TASK TO COMPLETE: Using the listing below, extract each line that has the word "JSON" in it.

EXTRACTED RECORDS:

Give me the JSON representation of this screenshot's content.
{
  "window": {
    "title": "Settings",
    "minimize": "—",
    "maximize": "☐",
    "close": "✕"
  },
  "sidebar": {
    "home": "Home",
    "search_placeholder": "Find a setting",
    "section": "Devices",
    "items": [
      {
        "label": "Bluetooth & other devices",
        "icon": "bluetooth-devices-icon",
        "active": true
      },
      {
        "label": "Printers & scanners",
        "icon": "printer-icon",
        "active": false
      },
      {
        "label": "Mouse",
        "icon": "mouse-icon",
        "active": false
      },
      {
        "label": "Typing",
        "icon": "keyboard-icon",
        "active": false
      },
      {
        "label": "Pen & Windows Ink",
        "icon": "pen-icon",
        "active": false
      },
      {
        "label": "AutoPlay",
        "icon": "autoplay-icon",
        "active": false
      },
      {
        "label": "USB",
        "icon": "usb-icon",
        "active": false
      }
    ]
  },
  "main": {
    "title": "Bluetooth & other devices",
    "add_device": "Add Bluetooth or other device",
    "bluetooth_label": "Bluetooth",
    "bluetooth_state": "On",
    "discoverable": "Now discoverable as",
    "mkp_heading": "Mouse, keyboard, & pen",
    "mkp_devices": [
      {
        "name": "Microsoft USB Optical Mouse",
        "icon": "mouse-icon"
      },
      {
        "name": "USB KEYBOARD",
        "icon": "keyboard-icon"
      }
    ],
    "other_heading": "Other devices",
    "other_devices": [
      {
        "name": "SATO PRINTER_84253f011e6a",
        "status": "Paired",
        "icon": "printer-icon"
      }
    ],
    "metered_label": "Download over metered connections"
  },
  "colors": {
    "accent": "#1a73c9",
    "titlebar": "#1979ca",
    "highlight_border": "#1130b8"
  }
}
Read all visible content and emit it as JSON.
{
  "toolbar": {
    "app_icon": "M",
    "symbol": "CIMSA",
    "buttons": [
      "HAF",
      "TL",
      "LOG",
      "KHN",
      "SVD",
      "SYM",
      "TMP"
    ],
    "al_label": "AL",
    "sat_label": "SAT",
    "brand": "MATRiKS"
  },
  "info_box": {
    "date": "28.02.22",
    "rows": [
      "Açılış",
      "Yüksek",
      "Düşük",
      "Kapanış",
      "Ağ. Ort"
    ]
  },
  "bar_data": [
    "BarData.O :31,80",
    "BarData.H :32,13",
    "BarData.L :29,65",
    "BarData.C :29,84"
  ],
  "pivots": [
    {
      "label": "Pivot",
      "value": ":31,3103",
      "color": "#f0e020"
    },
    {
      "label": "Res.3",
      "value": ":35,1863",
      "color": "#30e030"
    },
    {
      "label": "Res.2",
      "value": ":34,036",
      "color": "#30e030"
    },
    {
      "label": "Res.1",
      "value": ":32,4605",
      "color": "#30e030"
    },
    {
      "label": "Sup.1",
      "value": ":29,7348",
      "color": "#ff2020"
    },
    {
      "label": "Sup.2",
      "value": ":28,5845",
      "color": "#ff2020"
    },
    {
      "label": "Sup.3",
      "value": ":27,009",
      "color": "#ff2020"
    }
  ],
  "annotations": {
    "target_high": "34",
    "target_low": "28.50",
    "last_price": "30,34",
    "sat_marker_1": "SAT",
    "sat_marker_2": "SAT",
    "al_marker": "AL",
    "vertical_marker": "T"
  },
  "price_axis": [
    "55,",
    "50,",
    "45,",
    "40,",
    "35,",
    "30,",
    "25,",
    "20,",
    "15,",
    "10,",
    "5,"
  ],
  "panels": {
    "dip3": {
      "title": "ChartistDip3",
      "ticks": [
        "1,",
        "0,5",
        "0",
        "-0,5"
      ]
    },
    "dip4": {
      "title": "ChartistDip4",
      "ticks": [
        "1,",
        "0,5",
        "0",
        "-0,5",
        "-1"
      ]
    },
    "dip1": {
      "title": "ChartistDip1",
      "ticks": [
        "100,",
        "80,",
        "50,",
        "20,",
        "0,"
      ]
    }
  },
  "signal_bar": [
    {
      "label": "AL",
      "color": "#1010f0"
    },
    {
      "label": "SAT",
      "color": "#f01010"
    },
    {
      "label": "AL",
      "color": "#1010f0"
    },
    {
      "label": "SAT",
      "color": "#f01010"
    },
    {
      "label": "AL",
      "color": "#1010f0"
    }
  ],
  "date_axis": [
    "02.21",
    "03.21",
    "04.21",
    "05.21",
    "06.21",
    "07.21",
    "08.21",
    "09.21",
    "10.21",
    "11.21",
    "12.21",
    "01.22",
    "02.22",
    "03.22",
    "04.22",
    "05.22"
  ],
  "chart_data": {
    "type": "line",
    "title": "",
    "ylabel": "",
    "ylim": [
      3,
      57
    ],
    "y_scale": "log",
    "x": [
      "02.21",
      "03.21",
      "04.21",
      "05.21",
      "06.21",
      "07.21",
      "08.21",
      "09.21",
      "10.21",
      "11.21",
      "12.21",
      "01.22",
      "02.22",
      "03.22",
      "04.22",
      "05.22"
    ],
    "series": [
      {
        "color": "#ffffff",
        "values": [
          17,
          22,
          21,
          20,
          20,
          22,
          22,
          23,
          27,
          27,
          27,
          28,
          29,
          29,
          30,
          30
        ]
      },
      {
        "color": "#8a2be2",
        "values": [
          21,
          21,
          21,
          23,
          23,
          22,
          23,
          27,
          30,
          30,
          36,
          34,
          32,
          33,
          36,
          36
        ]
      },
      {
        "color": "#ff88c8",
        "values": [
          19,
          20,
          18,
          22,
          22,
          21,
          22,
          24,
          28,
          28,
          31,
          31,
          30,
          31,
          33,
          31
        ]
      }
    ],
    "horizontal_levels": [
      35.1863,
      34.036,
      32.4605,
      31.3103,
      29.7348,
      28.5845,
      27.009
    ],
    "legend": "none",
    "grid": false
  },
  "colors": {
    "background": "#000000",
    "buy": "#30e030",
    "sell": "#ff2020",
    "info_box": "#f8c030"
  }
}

WRITTEN SOLUTION:
Give me the JSON representation of this screenshot's content.
Read all visible content and emit it as JSON.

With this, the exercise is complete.